#### Tarea 1
Responde con base en el texto sobre la vida en la Patagonia:
(a) ¿Por medio de qué diario difundía ella a los artistas inéditos?
(b) ¿Qué propuestas rechazó varias veces el joven matrimonio?
(c) ¿Dónde pudo bucear Juan Carlos en Tierra del Fuego?

Juan Carlos y Zsuzsi tuvieron que modificar sus códigos de vida. La pasión por el sur se acentuó. Llegaban a cada lugar como si fueran a quedarse para siempre. Recorrieron una Patagonia sin hoteles, sin caminos pero con paisajes sublimes, escenarios conmovedores y personajes profundamente humanos. Ella cumplía su desafío. Vivía.
--Emprendíamos largas caminatas a Calafate, al ventisquero Moreno, a Los Torres del Payne en Chile, Punta Arenas. Andábamos en camioneta, pero luego hacíamos excursiones a pie.
"Mientras yo cumplía alguna tarea ella trataba de encontrar artistas inéditos; poetas, pintores que nadie conocía. Y los difundía por medio del diario "El Rivadavia"", de Comodoro.
El joven matrimonio rechazó varias veces importantes propuestas para regresar a Buenos Aires.
Bajo la amenaza de muerte del destino, protagonizaron una historia de amor que muchos habitantes de la incipiente población todavía recuerdan en Comodoro Rivadavia.
Tierra del Fuego puso a Juan Carlos en contacto con el mundo submarino cuando pudo bucear en el canal de Beagle. La fascinación del fondo del mar cambió su perspectiva de vida, y pasó a ser un asiduo concurrente de esas ignotas profundidades. Buscar buques hundidos o lugares sorprendentes del suelo submarino se transformó en una inquietud constante.

#### Registros de anotación de diseño

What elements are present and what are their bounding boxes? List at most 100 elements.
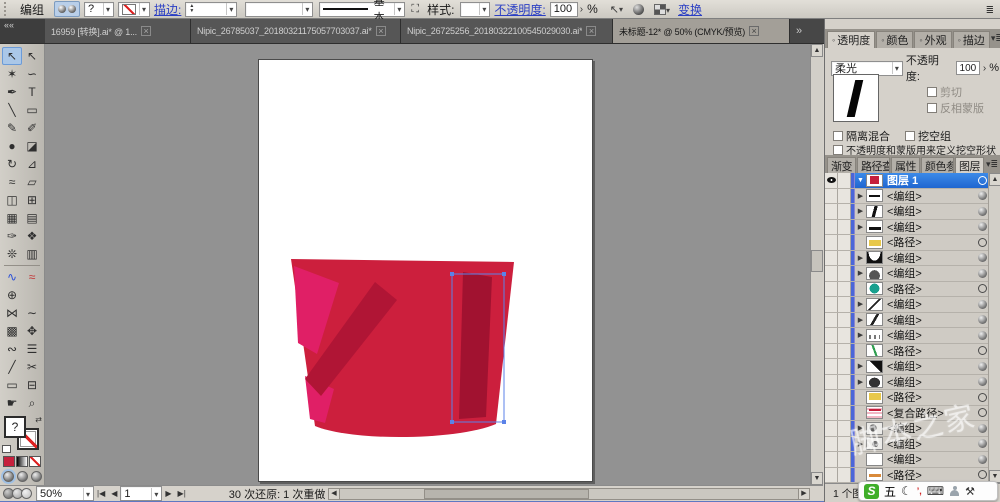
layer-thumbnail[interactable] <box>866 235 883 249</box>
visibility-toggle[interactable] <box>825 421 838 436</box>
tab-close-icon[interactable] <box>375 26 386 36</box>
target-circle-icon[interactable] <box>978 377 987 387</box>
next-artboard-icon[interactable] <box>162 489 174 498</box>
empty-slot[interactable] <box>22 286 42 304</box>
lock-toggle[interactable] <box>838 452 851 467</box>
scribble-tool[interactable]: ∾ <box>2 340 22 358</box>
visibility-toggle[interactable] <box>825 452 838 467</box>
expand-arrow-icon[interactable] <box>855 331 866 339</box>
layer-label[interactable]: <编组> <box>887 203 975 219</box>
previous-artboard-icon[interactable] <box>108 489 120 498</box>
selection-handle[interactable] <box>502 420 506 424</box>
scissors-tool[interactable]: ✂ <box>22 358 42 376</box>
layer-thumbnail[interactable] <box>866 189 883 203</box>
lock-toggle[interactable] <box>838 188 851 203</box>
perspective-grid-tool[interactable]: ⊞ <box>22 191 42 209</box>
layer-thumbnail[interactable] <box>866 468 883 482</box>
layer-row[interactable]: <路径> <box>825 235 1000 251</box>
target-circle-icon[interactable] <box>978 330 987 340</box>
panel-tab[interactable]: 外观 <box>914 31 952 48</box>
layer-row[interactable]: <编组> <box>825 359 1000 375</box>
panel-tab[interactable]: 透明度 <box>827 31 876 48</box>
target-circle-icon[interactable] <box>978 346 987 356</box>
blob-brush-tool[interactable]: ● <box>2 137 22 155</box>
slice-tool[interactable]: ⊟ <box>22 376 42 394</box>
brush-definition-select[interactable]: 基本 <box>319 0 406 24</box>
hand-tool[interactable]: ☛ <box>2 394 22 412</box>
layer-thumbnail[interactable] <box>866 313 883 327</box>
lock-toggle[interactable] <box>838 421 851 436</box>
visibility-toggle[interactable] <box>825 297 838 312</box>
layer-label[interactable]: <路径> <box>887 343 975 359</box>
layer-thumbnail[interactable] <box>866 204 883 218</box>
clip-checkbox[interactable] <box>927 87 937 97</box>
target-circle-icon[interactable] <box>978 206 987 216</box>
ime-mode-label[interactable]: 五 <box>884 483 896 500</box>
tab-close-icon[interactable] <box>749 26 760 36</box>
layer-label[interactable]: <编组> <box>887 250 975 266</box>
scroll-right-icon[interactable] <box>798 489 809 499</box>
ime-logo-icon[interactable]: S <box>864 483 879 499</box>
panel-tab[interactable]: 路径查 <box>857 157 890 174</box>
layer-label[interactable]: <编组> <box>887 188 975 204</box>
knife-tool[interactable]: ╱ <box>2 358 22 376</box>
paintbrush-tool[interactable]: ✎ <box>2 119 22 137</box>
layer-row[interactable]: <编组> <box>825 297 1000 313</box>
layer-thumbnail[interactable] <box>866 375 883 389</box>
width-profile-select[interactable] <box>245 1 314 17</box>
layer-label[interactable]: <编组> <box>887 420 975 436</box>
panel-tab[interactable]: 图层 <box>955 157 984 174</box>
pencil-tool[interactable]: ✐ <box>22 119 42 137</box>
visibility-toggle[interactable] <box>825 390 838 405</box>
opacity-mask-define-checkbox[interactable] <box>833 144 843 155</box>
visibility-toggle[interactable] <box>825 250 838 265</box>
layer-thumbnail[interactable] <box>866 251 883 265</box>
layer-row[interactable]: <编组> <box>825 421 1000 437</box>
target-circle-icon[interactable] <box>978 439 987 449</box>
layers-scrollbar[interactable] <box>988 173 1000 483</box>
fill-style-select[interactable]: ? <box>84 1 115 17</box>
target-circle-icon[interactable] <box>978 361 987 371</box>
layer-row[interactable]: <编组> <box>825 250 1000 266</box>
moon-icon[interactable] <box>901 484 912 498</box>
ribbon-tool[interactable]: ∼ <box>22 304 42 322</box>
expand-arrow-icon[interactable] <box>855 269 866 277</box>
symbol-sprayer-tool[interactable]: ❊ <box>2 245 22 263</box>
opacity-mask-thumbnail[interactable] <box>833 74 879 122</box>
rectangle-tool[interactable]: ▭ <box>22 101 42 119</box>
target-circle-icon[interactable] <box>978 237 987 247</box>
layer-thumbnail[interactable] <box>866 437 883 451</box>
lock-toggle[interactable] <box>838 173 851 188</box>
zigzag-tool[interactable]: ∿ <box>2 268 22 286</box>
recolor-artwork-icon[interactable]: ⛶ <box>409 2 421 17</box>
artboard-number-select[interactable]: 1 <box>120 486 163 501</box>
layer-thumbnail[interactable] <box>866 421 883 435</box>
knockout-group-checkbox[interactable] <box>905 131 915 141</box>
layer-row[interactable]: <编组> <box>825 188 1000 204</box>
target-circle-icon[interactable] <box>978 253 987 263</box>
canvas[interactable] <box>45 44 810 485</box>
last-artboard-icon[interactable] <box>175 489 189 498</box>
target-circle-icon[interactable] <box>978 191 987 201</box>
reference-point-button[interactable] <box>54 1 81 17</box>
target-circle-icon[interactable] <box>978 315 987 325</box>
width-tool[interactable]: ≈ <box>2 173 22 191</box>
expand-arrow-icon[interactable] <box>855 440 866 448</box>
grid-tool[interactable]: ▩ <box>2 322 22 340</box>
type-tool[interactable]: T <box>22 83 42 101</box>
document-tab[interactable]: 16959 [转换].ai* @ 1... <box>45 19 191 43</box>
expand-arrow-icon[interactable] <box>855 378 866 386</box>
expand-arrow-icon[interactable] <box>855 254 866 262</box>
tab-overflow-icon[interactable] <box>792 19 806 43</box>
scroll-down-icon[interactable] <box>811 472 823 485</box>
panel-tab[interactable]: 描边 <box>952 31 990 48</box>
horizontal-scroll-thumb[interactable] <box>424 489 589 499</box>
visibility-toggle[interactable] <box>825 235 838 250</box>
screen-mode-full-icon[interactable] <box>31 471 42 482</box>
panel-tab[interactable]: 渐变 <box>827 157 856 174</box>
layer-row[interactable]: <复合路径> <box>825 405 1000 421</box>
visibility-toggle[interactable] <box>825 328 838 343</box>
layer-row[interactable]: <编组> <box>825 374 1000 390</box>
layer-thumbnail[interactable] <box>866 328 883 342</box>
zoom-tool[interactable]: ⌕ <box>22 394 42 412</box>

* * *

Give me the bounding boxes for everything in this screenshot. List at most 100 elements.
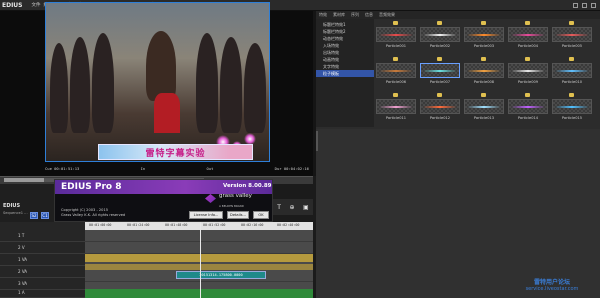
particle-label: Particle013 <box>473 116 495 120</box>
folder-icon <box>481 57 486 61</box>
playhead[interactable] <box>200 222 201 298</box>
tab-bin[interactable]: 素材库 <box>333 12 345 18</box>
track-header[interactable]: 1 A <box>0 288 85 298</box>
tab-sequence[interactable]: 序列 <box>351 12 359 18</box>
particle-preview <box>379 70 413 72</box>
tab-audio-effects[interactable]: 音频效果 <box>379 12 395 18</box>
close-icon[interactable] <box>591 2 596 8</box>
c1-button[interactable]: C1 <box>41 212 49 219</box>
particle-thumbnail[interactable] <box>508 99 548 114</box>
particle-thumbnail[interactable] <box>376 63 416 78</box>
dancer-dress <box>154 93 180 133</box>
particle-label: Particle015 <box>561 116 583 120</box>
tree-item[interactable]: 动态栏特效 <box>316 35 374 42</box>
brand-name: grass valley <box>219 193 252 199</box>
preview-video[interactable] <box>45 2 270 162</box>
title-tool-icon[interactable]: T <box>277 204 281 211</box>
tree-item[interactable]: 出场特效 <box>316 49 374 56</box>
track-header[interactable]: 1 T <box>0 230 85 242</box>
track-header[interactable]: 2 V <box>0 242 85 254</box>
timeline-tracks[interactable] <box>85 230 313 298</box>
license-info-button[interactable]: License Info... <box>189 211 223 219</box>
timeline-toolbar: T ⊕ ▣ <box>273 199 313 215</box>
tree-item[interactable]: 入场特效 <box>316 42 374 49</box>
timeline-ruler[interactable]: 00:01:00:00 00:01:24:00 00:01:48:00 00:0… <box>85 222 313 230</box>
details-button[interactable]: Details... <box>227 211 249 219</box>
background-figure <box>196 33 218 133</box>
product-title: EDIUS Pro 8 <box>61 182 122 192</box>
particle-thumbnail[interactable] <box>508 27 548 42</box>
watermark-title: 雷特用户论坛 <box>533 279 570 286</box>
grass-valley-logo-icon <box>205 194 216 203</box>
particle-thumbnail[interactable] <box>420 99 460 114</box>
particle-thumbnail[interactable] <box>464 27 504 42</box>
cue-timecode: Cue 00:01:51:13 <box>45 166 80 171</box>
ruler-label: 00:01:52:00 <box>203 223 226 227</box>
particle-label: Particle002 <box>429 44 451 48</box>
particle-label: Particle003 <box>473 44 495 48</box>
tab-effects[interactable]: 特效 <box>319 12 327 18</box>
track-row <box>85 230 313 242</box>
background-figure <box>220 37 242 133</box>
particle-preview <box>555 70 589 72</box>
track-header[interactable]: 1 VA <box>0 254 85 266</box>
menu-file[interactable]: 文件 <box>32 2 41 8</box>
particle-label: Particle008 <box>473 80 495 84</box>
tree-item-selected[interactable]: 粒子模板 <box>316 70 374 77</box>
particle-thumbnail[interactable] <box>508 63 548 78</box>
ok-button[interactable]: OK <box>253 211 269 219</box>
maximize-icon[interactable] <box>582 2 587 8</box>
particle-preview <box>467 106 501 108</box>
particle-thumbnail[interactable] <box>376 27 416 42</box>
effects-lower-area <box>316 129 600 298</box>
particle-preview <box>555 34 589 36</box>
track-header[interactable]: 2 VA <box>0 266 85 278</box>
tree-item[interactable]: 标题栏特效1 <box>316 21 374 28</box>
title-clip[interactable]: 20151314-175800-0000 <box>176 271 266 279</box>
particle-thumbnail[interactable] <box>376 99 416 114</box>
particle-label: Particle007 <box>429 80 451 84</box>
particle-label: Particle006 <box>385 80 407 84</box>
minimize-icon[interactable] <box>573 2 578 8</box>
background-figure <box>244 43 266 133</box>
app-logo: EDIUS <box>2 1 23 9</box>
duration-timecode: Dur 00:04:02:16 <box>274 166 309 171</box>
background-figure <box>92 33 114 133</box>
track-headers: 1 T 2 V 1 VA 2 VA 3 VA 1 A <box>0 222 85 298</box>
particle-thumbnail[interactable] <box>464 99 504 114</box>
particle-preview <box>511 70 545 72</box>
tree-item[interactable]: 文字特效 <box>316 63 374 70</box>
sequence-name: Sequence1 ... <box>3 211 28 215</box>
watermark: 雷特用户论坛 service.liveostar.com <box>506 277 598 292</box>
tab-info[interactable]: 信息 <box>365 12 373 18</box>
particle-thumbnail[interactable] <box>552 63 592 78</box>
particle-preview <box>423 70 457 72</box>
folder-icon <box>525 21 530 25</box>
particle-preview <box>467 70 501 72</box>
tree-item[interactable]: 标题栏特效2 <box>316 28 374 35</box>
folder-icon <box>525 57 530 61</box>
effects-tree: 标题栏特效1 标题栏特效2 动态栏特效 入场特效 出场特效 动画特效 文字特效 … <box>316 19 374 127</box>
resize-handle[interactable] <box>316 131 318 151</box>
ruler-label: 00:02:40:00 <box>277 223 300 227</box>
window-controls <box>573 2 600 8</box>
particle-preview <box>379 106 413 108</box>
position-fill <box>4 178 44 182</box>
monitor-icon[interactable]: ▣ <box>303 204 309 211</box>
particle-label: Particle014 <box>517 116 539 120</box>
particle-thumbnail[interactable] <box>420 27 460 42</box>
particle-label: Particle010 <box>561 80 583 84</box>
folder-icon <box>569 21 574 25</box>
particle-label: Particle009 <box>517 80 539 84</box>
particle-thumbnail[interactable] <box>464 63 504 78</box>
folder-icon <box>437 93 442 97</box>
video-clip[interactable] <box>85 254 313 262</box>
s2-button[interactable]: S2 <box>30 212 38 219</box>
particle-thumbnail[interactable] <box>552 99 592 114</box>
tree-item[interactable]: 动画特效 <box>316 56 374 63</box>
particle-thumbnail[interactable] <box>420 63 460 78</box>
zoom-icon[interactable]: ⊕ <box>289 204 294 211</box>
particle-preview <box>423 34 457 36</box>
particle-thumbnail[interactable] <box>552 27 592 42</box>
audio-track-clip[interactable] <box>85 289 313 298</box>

#### Tarea 2
Copia sin cambios las entradas que van desde la línea que contiene "layer-thumbnail[interactable] <box>866 235" hasta la línea que contiene "lock-toggle[interactable] <box>838 452", ambas incluidas.

#### Solución desarrollada 1
(a) Los difundía por medio del diario "El Rivadavia", de Comodoro.
(b) Rechazó importantes propuestas para regresar a Buenos Aires.
(c) Pudo bucear en el canal de Beagle.

#### Solución desarrollada 2
layer-thumbnail[interactable] <box>866 235 883 249</box>
visibility-toggle[interactable] <box>825 421 838 436</box>
tab-close-icon[interactable] <box>375 26 386 36</box>
target-circle-icon[interactable] <box>978 377 987 387</box>
next-artboard-icon[interactable] <box>162 489 174 498</box>
empty-slot[interactable] <box>22 286 42 304</box>
lock-toggle[interactable] <box>838 452 851 467</box>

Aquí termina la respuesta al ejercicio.